::: TASK INPUT :::

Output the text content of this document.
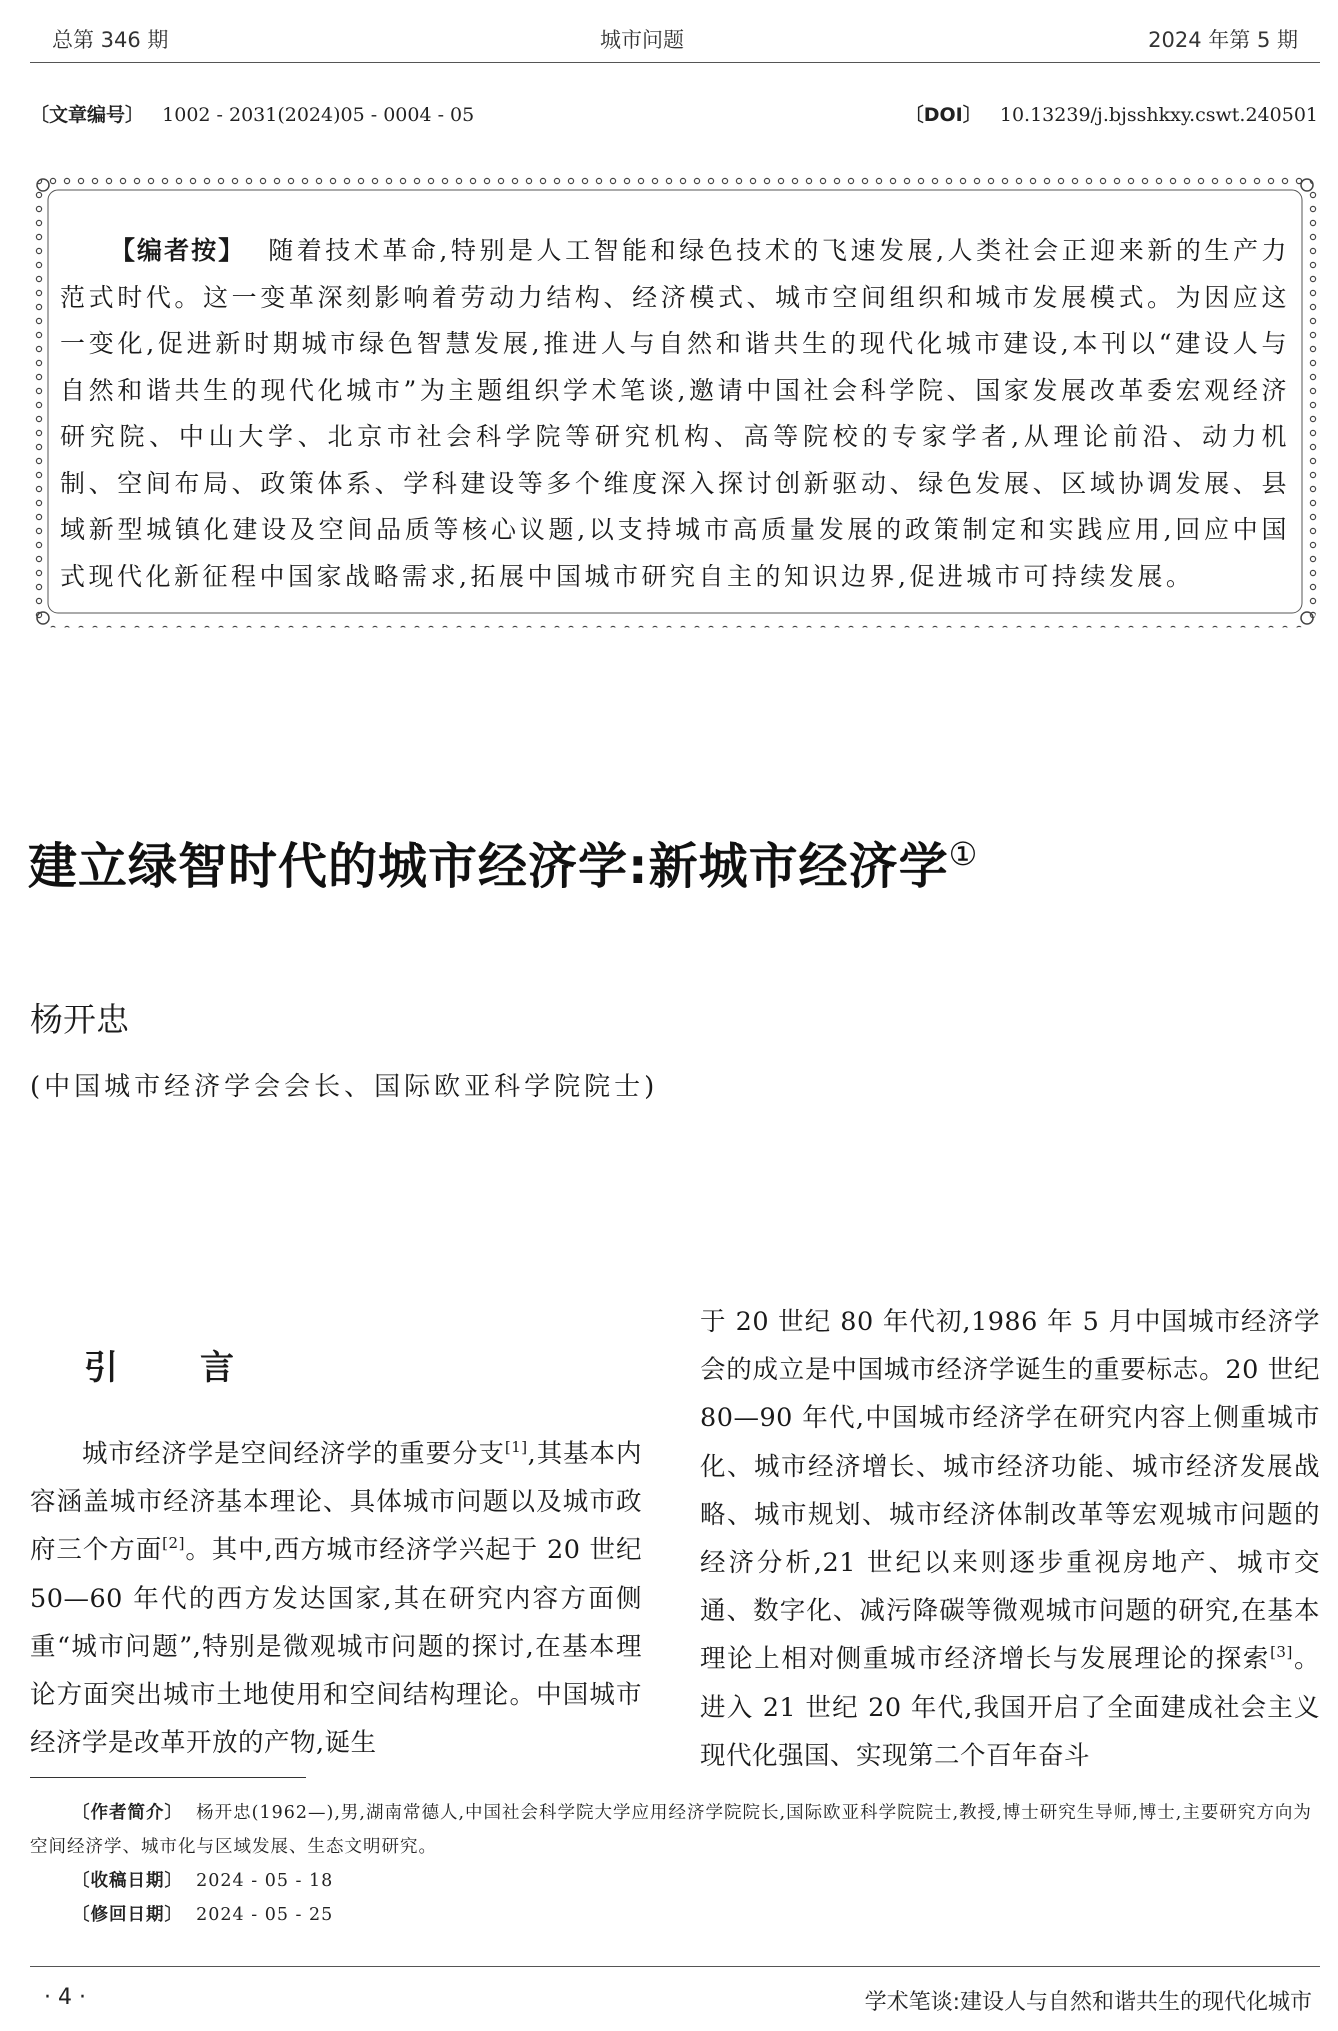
总第 346 期	城市问题	2024 年第 5 期
〔文章编号〕 1002 - 2031(2024)05 - 0004 - 05	〔DOI〕 10.13239/j.bjsshkxy.cswt.240501
【编者按】 随着技术革命,特别是人工智能和绿色技术的飞速发展,人类社会正迎来新的生产力范式时代。这一变革深刻影响着劳动力结构、经济模式、城市空间组织和城市发展模式。为因应这一变化,促进新时期城市绿色智慧发展,推进人与自然和谐共生的现代化城市建设,本刊以“建设人与自然和谐共生的现代化城市”为主题组织学术笔谈,邀请中国社会科学院、国家发展改革委宏观经济研究院、中山大学、北京市社会科学院等研究机构、高等院校的专家学者,从理论前沿、动力机制、空间布局、政策体系、学科建设等多个维度深入探讨创新驱动、绿色发展、区域协调发展、县域新型城镇化建设及空间品质等核心议题,以支持城市高质量发展的政策制定和实践应用,回应中国式现代化新征程中国家战略需求,拓展中国城市研究自主的知识边界,促进城市可持续发展。
建立绿智时代的城市经济学:新城市经济学①
杨开忠
(中国城市经济学会会长、国际欧亚科学院院士)
引　言
城市经济学是空间经济学的重要分支[1],其基本内容涵盖城市经济基本理论、具体城市问题以及城市政府三个方面[2]。其中,西方城市经济学兴起于 20 世纪 50—60 年代的西方发达国家,其在研究内容方面侧重“城市问题”,特别是微观城市问题的探讨,在基本理论方面突出城市土地使用和空间结构理论。中国城市经济学是改革开放的产物,诞生
于 20 世纪 80 年代初,1986 年 5 月中国城市经济学会的成立是中国城市经济学诞生的重要标志。20 世纪 80—90 年代,中国城市经济学在研究内容上侧重城市化、城市经济增长、城市经济功能、城市经济发展战略、城市规划、城市经济体制改革等宏观城市问题的经济分析,21 世纪以来则逐步重视房地产、城市交通、数字化、减污降碳等微观城市问题的研究,在基本理论上相对侧重城市经济增长与发展理论的探索[3]。进入 21 世纪 20 年代,我国开启了全面建成社会主义现代化强国、实现第二个百年奋斗
〔作者简介〕 杨开忠(1962—),男,湖南常德人,中国社会科学院大学应用经济学院院长,国际欧亚科学院院士,教授,博士研究生导师,博士,主要研究方向为空间经济学、城市化与区域发展、生态文明研究。
〔收稿日期〕 2024 - 05 - 18
〔修回日期〕 2024 - 05 - 25
· 4 ·	学术笔谈:建设人与自然和谐共生的现代化城市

:::

Extract every line above that contains the word "国际欧亚科学院院士".

REPLY TO THE EXERCISE
(中国城市经济学会会长、国际欧亚科学院院士)
〔作者简介〕 杨开忠(1962—),男,湖南常德人,中国社会科学院大学应用经济学院院长,国际欧亚科学院院士,教授,博士研究生导师,博士,主要研究方向为空间经济学、城市化与区域发展、生态文明研究。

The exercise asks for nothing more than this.